[Saved entries]
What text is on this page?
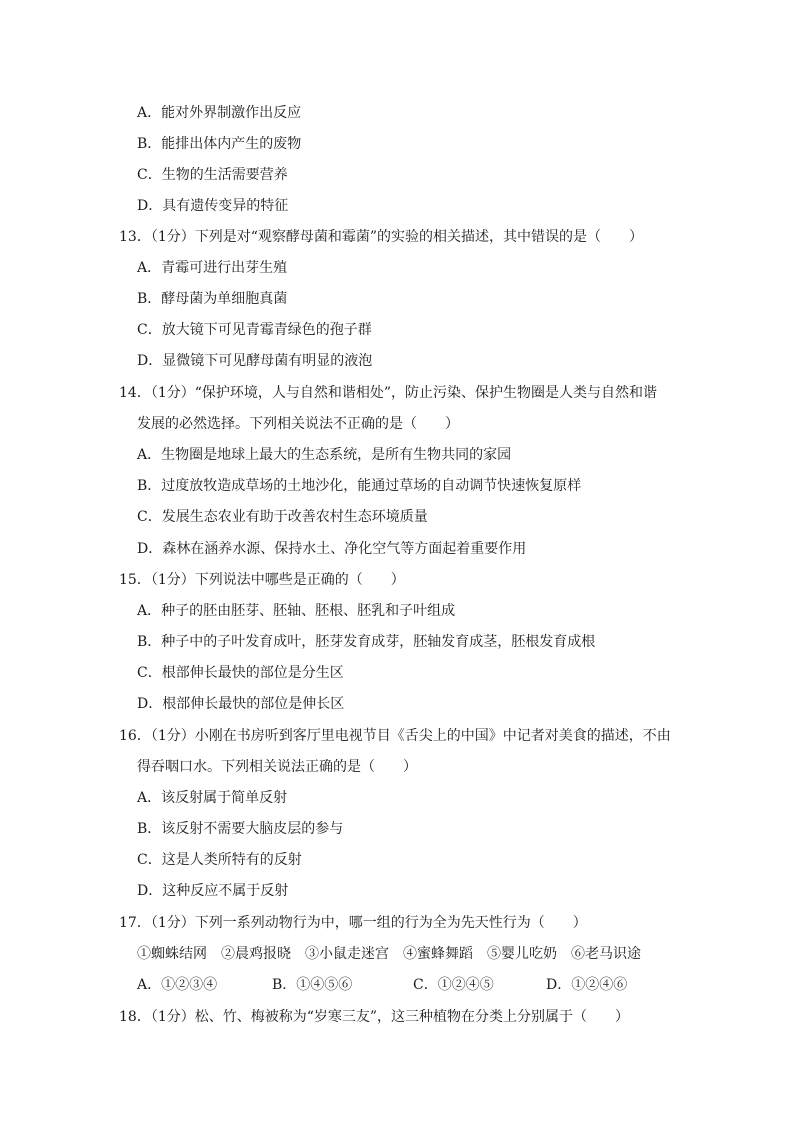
A．能对外界制激作出反应
B．能排出体内产生的废物
C．生物的生活需要营养
D．具有遗传变异的特征
13．（1分）下列是对“观察酵母菌和霉菌”的实验的相关描述，其中错误的是（　　）
A．青霉可进行出芽生殖
B．酵母菌为单细胞真菌
C．放大镜下可见青霉青绿色的孢子群
D．显微镜下可见酵母菌有明显的液泡
14．（1分）“保护环境，人与自然和谐相处”，防止污染、保护生物圈是人类与自然和谐
发展的必然选择。下列相关说法不正确的是（　　）
A．生物圈是地球上最大的生态系统，是所有生物共同的家园
B．过度放牧造成草场的土地沙化，能通过草场的自动调节快速恢复原样
C．发展生态农业有助于改善农村生态环境质量
D．森林在涵养水源、保持水土、净化空气等方面起着重要作用
15．（1分）下列说法中哪些是正确的（　　）
A．种子的胚由胚芽、胚轴、胚根、胚乳和子叶组成
B．种子中的子叶发育成叶，胚芽发育成芽，胚轴发育成茎，胚根发育成根
C．根部伸长最快的部位是分生区
D．根部伸长最快的部位是伸长区
16．（1分）小刚在书房听到客厅里电视节目《舌尖上的中国》中记者对美食的描述，不由
得吞咽口水。下列相关说法正确的是（　　）
A．该反射属于简单反射
B．该反射不需要大脑皮层的参与
C．这是人类所特有的反射
D．这种反应不属于反射
17．（1分）下列一系列动物行为中，哪一组的行为全为先天性行为（　　）
①蜘蛛结网　②晨鸡报晓　③小鼠走迷宫　④蜜蜂舞蹈　⑤婴儿吃奶　⑥老马识途
A．①②③④	B．①④⑤⑥	C．①②④⑤	D．①②④⑥
18．（1分）松、竹、梅被称为“岁寒三友”，这三种植物在分类上分别属于（　　）
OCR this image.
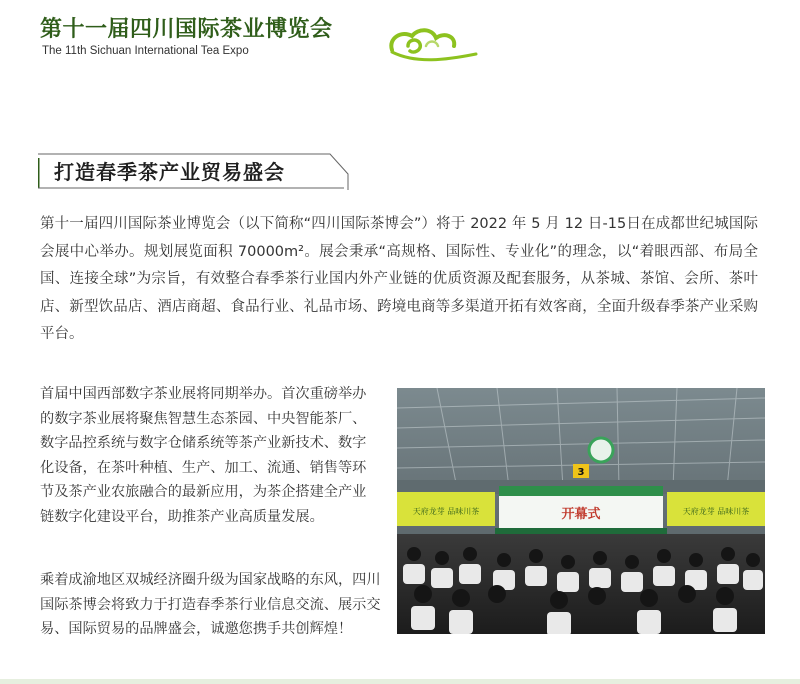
第十一届四川国际茶业博览会
The 11th Sichuan International Tea Expo
打造春季茶产业贸易盛会

第十一届四川国际茶业博览会（以下简称“四川国际茶博会”）将于 2022 年 5 月 12 日-15日在成都世纪城国际会展中心举办。规划展览面积 70000m²。展会秉承“高规格、国际性、专业化”的理念，以“着眼西部、布局全国、连接全球”为宗旨，有效整合春季茶行业国内外产业链的优质资源及配套服务，从茶城、茶馆、会所、茶叶店、新型饮品店、酒店商超、食品行业、礼品市场、跨境电商等多渠道开拓有效客商，全面升级春季茶产业采购平台。

首届中国西部数字茶业展将同期举办。首次重磅举办的数字茶业展将聚焦智慧生态茶园、中央智能茶厂、数字品控系统与数字仓储系统等茶产业新技术、数字化设备，在茶叶种植、生产、加工、流通、销售等环节及茶产业农旅融合的最新应用，为茶企搭建全产业链数字化建设平台，助推茶产业高质量发展。

乘着成渝地区双城经济圈升级为国家战略的东风，四川国际茶博会将致力于打造春季茶行业信息交流、展示交易、国际贸易的品牌盛会，诚邀您携手共创辉煌！

3
天府龙芽 品味川茶	天府龙芽 品味川茶
开幕式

EXERCISE REQUIREMENTS.
Send back the data above word for word, with the pictures left out.

OUTPUT OF THE TASK.
What text is on this page?
A．能对外界制激作出反应
B．能排出体内产生的废物
C．生物的生活需要营养
D．具有遗传变异的特征
13．（1分）下列是对“观察酵母菌和霉菌”的实验的相关描述，其中错误的是（　　）
A．青霉可进行出芽生殖
B．酵母菌为单细胞真菌
C．放大镜下可见青霉青绿色的孢子群
D．显微镜下可见酵母菌有明显的液泡
14．（1分）“保护环境，人与自然和谐相处”，防止污染、保护生物圈是人类与自然和谐
发展的必然选择。下列相关说法不正确的是（　　）
A．生物圈是地球上最大的生态系统，是所有生物共同的家园
B．过度放牧造成草场的土地沙化，能通过草场的自动调节快速恢复原样
C．发展生态农业有助于改善农村生态环境质量
D．森林在涵养水源、保持水土、净化空气等方面起着重要作用
15．（1分）下列说法中哪些是正确的（　　）
A．种子的胚由胚芽、胚轴、胚根、胚乳和子叶组成
B．种子中的子叶发育成叶，胚芽发育成芽，胚轴发育成茎，胚根发育成根
C．根部伸长最快的部位是分生区
D．根部伸长最快的部位是伸长区
16．（1分）小刚在书房听到客厅里电视节目《舌尖上的中国》中记者对美食的描述，不由
得吞咽口水。下列相关说法正确的是（　　）
A．该反射属于简单反射
B．该反射不需要大脑皮层的参与
C．这是人类所特有的反射
D．这种反应不属于反射
17．（1分）下列一系列动物行为中，哪一组的行为全为先天性行为（　　）
①蜘蛛结网　②晨鸡报晓　③小鼠走迷宫　④蜜蜂舞蹈　⑤婴儿吃奶　⑥老马识途
A．①②③④	B．①④⑤⑥	C．①②④⑤	D．①②④⑥
18．（1分）松、竹、梅被称为“岁寒三友”，这三种植物在分类上分别属于（　　）
OCR this image.
第十一届四川国际茶业博览会
The 11th Sichuan International Tea Expo
打造春季茶产业贸易盛会

第十一届四川国际茶业博览会（以下简称“四川国际茶博会”）将于 2022 年 5 月 12 日-15日在成都世纪城国际会展中心举办。规划展览面积 70000m²。展会秉承“高规格、国际性、专业化”的理念，以“着眼西部、布局全国、连接全球”为宗旨，有效整合春季茶行业国内外产业链的优质资源及配套服务，从茶城、茶馆、会所、茶叶店、新型饮品店、酒店商超、食品行业、礼品市场、跨境电商等多渠道开拓有效客商，全面升级春季茶产业采购平台。

首届中国西部数字茶业展将同期举办。首次重磅举办的数字茶业展将聚焦智慧生态茶园、中央智能茶厂、数字品控系统与数字仓储系统等茶产业新技术、数字化设备，在茶叶种植、生产、加工、流通、销售等环节及茶产业农旅融合的最新应用，为茶企搭建全产业链数字化建设平台，助推茶产业高质量发展。

乘着成渝地区双城经济圈升级为国家战略的东风，四川国际茶博会将致力于打造春季茶行业信息交流、展示交易、国际贸易的品牌盛会，诚邀您携手共创辉煌！

3
天府龙芽 品味川茶	天府龙芽 品味川茶
开幕式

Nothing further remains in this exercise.